Saved entries:
———

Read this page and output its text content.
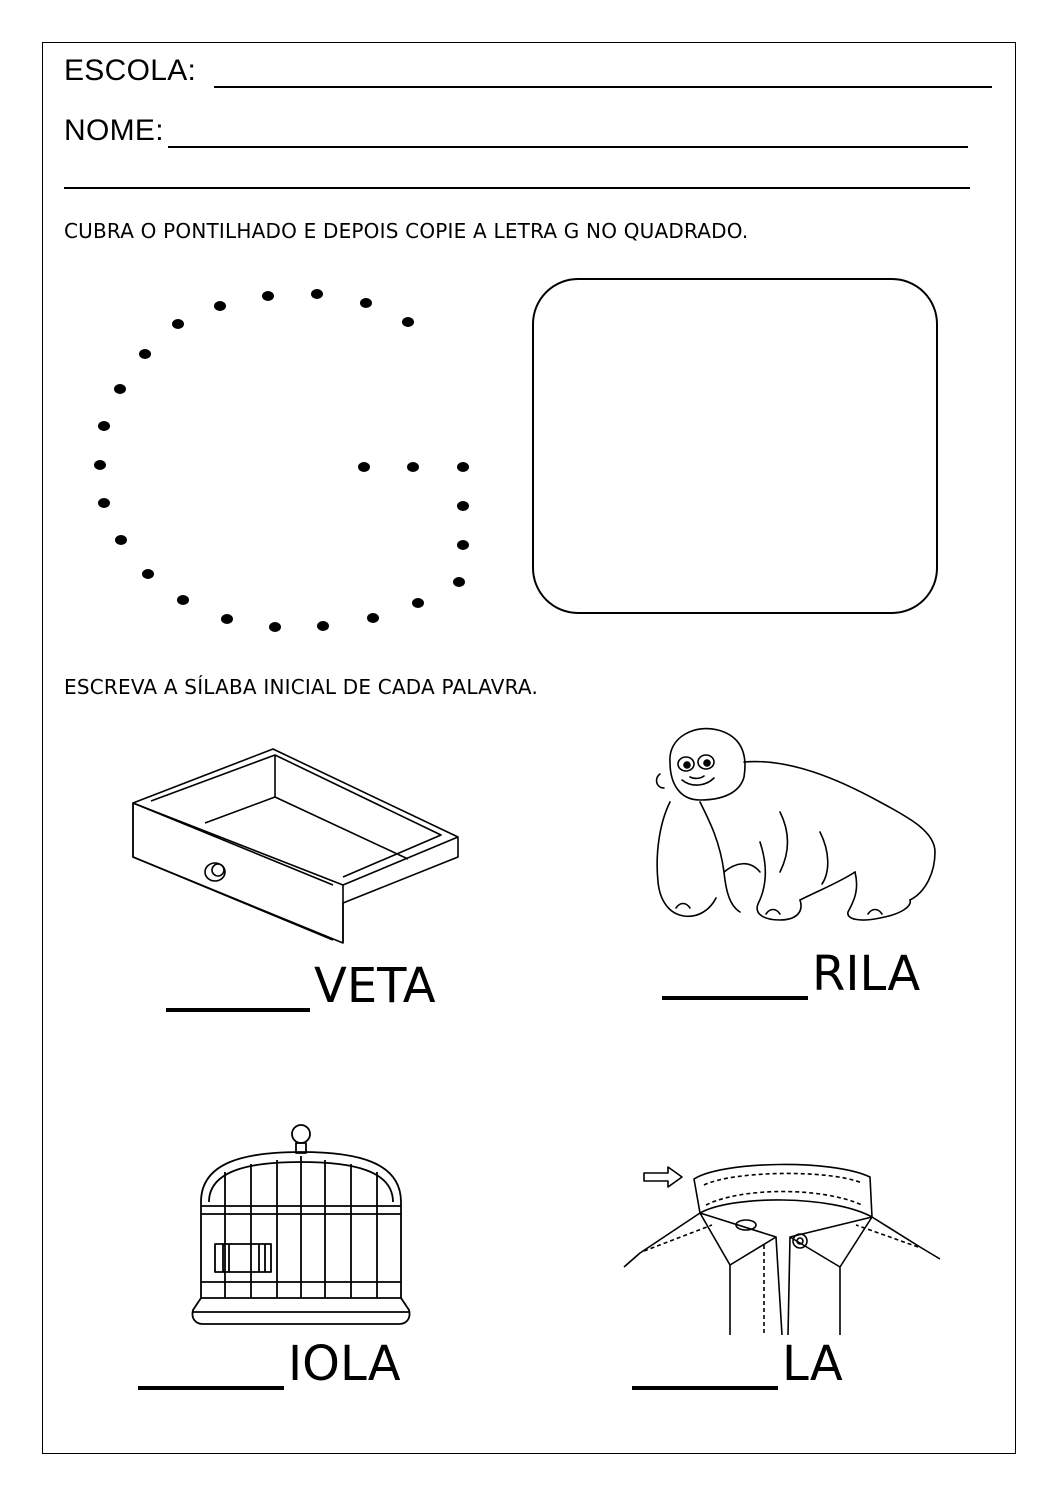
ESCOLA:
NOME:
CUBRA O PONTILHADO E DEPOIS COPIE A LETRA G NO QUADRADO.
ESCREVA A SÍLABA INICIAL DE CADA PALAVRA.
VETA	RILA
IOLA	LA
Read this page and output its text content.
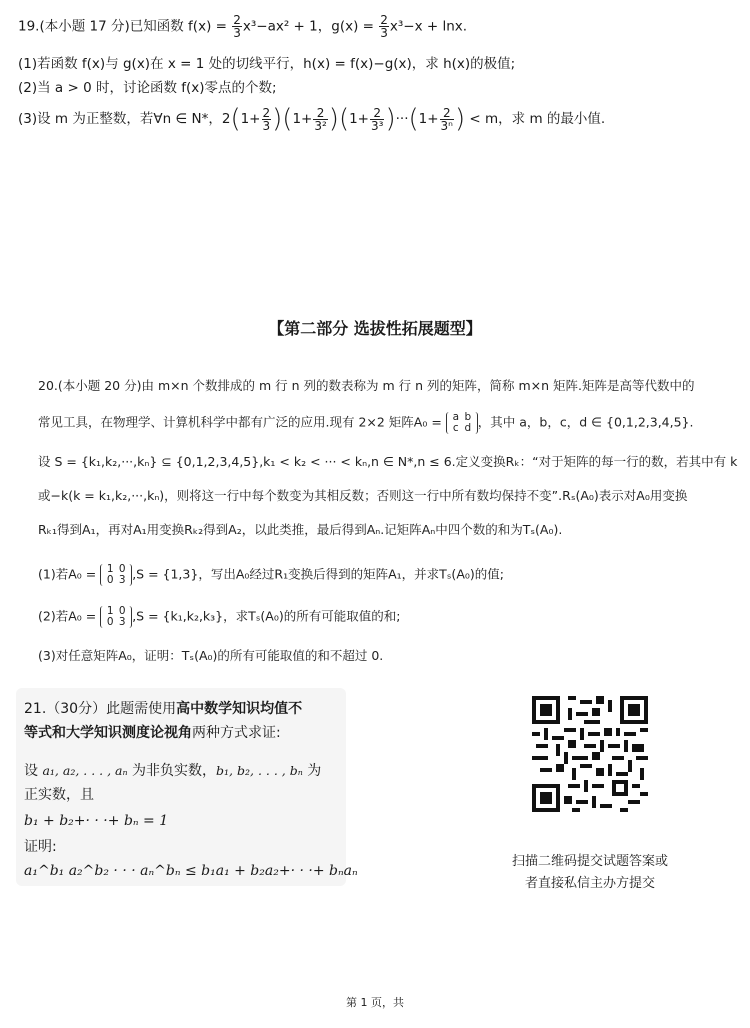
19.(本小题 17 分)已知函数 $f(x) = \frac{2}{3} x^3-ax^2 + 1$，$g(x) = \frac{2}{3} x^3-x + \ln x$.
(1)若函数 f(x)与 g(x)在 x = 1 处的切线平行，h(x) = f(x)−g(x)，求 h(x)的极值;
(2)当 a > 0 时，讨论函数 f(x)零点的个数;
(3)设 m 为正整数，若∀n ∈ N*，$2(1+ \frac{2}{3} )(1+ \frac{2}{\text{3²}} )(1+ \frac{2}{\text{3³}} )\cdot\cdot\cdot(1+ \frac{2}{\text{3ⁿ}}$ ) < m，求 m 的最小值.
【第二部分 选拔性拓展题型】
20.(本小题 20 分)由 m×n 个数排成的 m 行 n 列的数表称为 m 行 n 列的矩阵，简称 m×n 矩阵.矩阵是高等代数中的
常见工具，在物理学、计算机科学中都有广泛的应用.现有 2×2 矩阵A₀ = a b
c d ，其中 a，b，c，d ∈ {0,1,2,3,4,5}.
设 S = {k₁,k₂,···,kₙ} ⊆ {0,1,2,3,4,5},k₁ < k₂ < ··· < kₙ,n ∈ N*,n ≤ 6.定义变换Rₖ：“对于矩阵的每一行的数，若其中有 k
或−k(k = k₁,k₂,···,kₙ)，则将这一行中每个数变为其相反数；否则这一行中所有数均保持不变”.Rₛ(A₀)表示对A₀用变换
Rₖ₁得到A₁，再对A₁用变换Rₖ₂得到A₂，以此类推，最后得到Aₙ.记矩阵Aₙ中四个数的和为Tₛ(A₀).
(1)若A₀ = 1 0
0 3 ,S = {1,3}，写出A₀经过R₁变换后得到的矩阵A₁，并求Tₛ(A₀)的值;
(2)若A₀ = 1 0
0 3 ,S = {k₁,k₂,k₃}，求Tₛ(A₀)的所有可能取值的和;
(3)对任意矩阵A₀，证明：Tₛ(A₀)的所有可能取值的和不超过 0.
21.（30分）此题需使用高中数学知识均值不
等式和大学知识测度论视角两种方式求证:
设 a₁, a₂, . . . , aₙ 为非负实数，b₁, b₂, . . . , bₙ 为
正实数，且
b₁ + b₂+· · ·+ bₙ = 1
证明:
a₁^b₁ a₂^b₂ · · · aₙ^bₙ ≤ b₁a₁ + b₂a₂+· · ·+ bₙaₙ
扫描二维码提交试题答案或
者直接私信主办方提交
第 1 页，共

———

Reproduce the material above in full and without alteration, but skip all pictures.

Read this page and output its text content.
ESCOLA:
NOME:
CUBRA O PONTILHADO E DEPOIS COPIE A LETRA G NO QUADRADO.
ESCREVA A SÍLABA INICIAL DE CADA PALAVRA.
VETA	RILA
IOLA	LA
Read this page and output its text content.
19.(本小题 17 分)已知函数 $f(x) = \frac{2}{3} x^3-ax^2 + 1$，$g(x) = \frac{2}{3} x^3-x + \ln x$.
(1)若函数 f(x)与 g(x)在 x = 1 处的切线平行，h(x) = f(x)−g(x)，求 h(x)的极值;
(2)当 a > 0 时，讨论函数 f(x)零点的个数;
(3)设 m 为正整数，若∀n ∈ N*，$2(1+ \frac{2}{3} )(1+ \frac{2}{\text{3²}} )(1+ \frac{2}{\text{3³}} )\cdot\cdot\cdot(1+ \frac{2}{\text{3ⁿ}}$ ) < m，求 m 的最小值.
【第二部分 选拔性拓展题型】
20.(本小题 20 分)由 m×n 个数排成的 m 行 n 列的数表称为 m 行 n 列的矩阵，简称 m×n 矩阵.矩阵是高等代数中的
常见工具，在物理学、计算机科学中都有广泛的应用.现有 2×2 矩阵A₀ = a b
c d ，其中 a，b，c，d ∈ {0,1,2,3,4,5}.
设 S = {k₁,k₂,···,kₙ} ⊆ {0,1,2,3,4,5},k₁ < k₂ < ··· < kₙ,n ∈ N*,n ≤ 6.定义变换Rₖ：“对于矩阵的每一行的数，若其中有 k
或−k(k = k₁,k₂,···,kₙ)，则将这一行中每个数变为其相反数；否则这一行中所有数均保持不变”.Rₛ(A₀)表示对A₀用变换
Rₖ₁得到A₁，再对A₁用变换Rₖ₂得到A₂，以此类推，最后得到Aₙ.记矩阵Aₙ中四个数的和为Tₛ(A₀).
(1)若A₀ = 1 0
0 3 ,S = {1,3}，写出A₀经过R₁变换后得到的矩阵A₁，并求Tₛ(A₀)的值;
(2)若A₀ = 1 0
0 3 ,S = {k₁,k₂,k₃}，求Tₛ(A₀)的所有可能取值的和;
(3)对任意矩阵A₀，证明：Tₛ(A₀)的所有可能取值的和不超过 0.
21.（30分）此题需使用高中数学知识均值不
等式和大学知识测度论视角两种方式求证:
设 a₁, a₂, . . . , aₙ 为非负实数，b₁, b₂, . . . , bₙ 为
正实数，且
b₁ + b₂+· · ·+ bₙ = 1
证明:
a₁^b₁ a₂^b₂ · · · aₙ^bₙ ≤ b₁a₁ + b₂a₂+· · ·+ bₙaₙ
扫描二维码提交试题答案或
者直接私信主办方提交
第 1 页，共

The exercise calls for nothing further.